A journalist from Mexico pleaded his case for asylum in the United States on Friday, more than two years after he fled across the border with his 15-year-old son because of receiving what he called death threats for his critical coverage of the military during his country's bloody drug war.

Emilio Gutierrez Soto said he spent about seven hours presenting his case to Immigration Judge Robert Hough, but the process moved slowly because of frequent objections from the U.S. immigration attorney assigned to the case. The hearing, which was closed to the public, adjourned without concluding.

After the hearing was done for the day, Gutierrez said he presented hundreds of pages of documentation in support of his request, and that the attorney for the government raised objections every few pages. One problem was an improper translation of a document prepared by Mexico's National Commission on Human Rights.

"I feel that the attorney was delaying the case to stall for time and keep our expert witnesses from expressing their opinions," Gutierrez said. "We are talking about an immigration judge and an immigration attorney whose job it is . . . to keep from expanding the abundance of people looking for protection because of the violence in Mexico."

Exercise requirements |
**a)** List every specific number the article uses, and say what each one measures.
**b)** According to the article, which immigration judge heard the case?
**c)** Reproduce the article's text between "A journalist from" and "adjourned without concluding.", inclusive.

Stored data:
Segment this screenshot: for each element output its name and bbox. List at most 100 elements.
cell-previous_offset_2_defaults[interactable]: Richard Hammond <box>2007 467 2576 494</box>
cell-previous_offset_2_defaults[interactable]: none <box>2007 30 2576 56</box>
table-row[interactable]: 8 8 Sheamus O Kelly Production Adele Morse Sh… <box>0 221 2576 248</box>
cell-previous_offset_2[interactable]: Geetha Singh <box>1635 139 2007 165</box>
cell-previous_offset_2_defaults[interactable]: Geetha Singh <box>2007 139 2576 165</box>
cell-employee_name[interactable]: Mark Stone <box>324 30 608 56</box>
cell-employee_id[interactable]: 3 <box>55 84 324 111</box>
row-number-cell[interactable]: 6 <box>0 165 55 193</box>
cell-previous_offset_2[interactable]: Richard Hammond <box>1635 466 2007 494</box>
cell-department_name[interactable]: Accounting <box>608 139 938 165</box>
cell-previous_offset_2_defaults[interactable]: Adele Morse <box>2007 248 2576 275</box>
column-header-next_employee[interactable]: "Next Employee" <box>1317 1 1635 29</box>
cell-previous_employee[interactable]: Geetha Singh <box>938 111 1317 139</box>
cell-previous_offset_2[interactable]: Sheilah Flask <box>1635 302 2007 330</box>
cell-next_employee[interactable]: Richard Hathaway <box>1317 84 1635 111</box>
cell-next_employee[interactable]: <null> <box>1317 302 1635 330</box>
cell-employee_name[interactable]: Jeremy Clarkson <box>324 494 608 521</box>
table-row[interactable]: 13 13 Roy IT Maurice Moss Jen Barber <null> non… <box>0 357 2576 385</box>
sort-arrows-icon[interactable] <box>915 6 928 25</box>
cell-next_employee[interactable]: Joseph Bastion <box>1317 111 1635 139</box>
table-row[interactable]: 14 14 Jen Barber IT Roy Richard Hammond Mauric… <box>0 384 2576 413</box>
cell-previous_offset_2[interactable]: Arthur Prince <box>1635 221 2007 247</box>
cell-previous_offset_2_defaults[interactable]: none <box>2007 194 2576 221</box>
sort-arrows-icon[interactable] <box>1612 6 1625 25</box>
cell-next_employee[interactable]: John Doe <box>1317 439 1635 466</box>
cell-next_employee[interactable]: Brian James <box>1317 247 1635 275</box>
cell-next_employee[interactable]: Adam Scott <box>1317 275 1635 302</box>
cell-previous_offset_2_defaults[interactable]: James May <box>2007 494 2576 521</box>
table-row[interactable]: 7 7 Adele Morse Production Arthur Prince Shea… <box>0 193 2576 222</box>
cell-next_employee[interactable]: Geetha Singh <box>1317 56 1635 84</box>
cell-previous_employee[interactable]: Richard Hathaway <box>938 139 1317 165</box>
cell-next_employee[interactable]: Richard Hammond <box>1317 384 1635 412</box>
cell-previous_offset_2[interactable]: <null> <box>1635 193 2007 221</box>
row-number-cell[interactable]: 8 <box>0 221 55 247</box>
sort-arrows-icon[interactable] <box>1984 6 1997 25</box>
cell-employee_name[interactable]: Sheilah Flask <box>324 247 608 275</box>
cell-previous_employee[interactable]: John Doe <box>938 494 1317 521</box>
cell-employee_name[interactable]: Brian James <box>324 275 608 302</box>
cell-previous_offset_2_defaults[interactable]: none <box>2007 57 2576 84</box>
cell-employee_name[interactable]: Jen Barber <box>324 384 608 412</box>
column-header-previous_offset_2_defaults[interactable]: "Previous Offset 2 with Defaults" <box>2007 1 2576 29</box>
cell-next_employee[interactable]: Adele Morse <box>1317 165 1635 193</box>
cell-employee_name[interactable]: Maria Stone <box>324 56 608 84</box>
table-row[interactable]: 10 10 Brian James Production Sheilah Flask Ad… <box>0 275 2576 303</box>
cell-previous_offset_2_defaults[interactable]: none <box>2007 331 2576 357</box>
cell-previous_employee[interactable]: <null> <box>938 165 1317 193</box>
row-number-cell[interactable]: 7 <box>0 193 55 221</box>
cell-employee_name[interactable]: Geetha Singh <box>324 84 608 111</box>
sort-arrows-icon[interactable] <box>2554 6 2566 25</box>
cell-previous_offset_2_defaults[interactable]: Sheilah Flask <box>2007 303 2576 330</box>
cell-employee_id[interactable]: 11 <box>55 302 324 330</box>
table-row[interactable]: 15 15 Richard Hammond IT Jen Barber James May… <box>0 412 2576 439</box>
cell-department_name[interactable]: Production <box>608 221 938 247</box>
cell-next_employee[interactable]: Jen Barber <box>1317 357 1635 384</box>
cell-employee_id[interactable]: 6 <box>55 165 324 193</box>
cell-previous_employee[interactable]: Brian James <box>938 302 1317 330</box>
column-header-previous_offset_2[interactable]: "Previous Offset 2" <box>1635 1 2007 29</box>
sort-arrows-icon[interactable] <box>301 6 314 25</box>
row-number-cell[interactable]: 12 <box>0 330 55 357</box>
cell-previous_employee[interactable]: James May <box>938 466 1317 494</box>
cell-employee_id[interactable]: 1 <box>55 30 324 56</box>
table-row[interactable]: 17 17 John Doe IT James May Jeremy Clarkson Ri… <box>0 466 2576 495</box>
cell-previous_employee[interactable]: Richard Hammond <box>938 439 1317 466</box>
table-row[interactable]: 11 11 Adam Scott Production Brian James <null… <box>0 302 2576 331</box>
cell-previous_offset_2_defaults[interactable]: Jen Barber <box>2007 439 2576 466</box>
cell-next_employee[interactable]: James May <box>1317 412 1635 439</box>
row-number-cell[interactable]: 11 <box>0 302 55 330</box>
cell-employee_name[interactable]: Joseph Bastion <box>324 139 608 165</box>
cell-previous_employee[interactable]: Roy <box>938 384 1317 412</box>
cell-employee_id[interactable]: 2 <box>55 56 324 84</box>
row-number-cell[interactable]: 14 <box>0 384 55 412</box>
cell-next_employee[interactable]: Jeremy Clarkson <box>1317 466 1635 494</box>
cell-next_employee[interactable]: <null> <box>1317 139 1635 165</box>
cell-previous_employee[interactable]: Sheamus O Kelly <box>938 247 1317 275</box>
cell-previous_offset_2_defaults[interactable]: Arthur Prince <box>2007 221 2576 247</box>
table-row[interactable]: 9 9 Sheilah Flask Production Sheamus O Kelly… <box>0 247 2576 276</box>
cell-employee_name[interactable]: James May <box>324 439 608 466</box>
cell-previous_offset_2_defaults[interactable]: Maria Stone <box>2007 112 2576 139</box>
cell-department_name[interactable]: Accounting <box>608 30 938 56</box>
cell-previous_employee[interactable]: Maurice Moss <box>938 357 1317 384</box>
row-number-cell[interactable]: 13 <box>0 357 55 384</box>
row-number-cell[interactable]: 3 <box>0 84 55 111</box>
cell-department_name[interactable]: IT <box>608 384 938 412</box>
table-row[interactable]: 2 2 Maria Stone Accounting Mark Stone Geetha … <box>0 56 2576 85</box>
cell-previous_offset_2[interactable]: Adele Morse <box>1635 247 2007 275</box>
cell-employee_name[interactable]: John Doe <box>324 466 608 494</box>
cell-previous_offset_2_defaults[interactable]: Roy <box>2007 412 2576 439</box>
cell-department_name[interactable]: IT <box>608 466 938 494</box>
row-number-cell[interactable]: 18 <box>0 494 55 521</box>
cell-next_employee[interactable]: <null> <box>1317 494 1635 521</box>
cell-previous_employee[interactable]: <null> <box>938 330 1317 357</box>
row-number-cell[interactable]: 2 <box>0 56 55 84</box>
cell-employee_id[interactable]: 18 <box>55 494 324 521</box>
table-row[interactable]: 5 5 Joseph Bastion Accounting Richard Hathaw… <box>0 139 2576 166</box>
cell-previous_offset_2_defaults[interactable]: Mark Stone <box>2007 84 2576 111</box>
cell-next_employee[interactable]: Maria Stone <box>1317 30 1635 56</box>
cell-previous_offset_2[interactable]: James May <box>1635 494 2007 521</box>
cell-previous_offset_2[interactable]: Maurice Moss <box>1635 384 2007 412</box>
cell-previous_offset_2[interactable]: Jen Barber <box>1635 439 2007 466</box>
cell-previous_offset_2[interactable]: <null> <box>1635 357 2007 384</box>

Solutions to the exercise |
**a)**
- Two: the years (more than two) since Emilio Gutierrez Soto fled across the border
- 15: the age of his son
- Seven: the hours (about seven) he spent presenting his case to the judge

**b)** Immigration Judge Robert Hough.

**c)**
A journalist from Mexico pleaded his case for asylum in the United States on Friday, more than two years after he fled across the border with his 15-year-old son because of receiving what he called death threats for his critical coverage of the military during his country's bloody drug war.

Emilio Gutierrez Soto said he spent about seven hours presenting his case to Immigration Judge Robert Hough, but the process moved slowly because of frequent objections from the U.S. immigration attorney assigned to the case. The hearing, which was closed to the public, adjourned without concluding.